- Task objective:
Locate all lines with the word "Sleeve" and copy them out.

>> START Given data

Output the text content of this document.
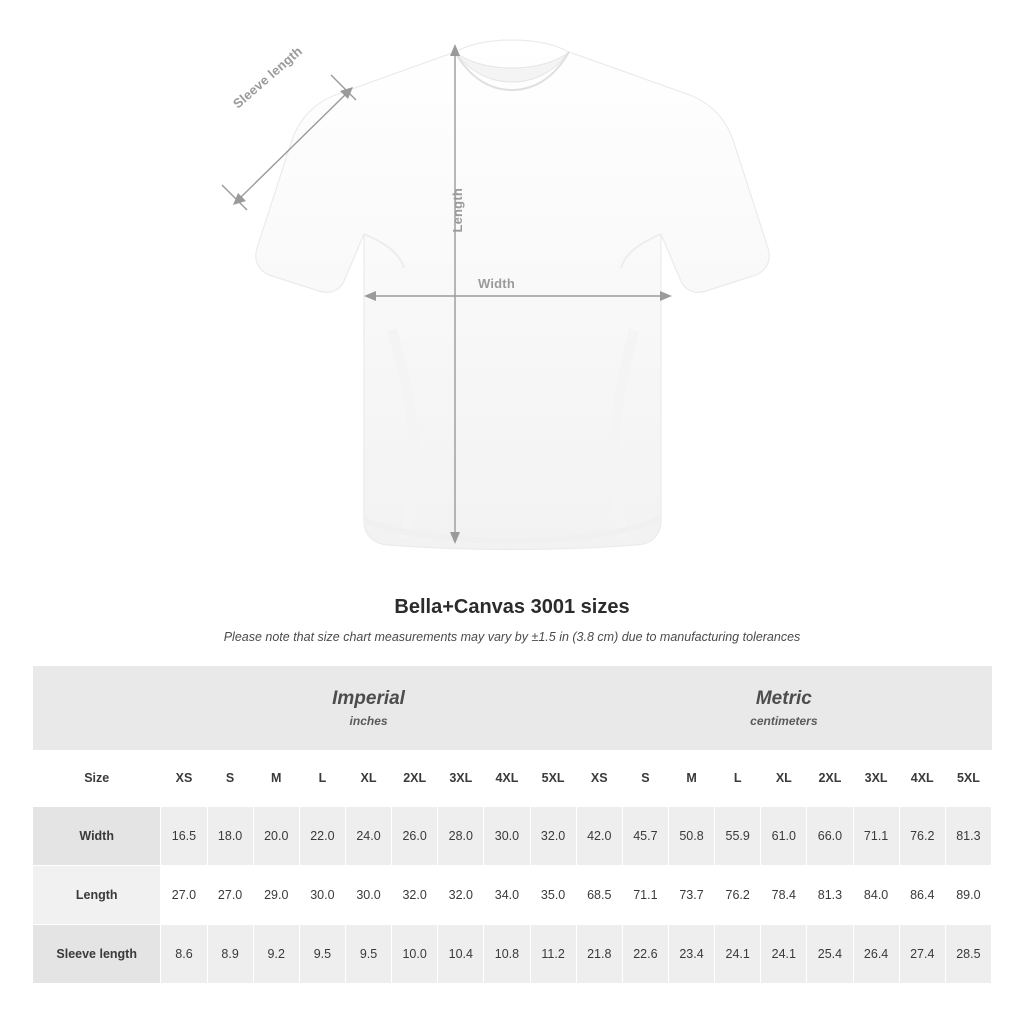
Width
Length
Sleeve length
Bella+Canvas 3001 sizes
Please note that size chart measurements may vary by ±1.5 in (3.8 cm) due to manufacturing tolerances

	Imperial
inches									Metric
centimeters								

Size	XS	S	M	L	XL	2XL	3XL	4XL	5XL	XS	S	M	L	XL	2XL	3XL	4XL	5XL
Width	16.5	18.0	20.0	22.0	24.0	26.0	28.0	30.0	32.0	42.0	45.7	50.8	55.9	61.0	66.0	71.1	76.2	81.3
Length	27.0	27.0	29.0	30.0	30.0	32.0	32.0	34.0	35.0	68.5	71.1	73.7	76.2	78.4	81.3	84.0	86.4	89.0
Sleeve length	8.6	8.9	9.2	9.5	9.5	10.0	10.4	10.8	11.2	21.8	22.6	23.4	24.1	24.1	25.4	26.4	27.4	28.5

>> END Given data

- Exercise response:
Sleeve length
Sleeve length	8.6	8.9	9.2	9.5	9.5	10.0	10.4	10.8	11.2	21.8	22.6	23.4	24.1	24.1	25.4	26.4	27.4	28.5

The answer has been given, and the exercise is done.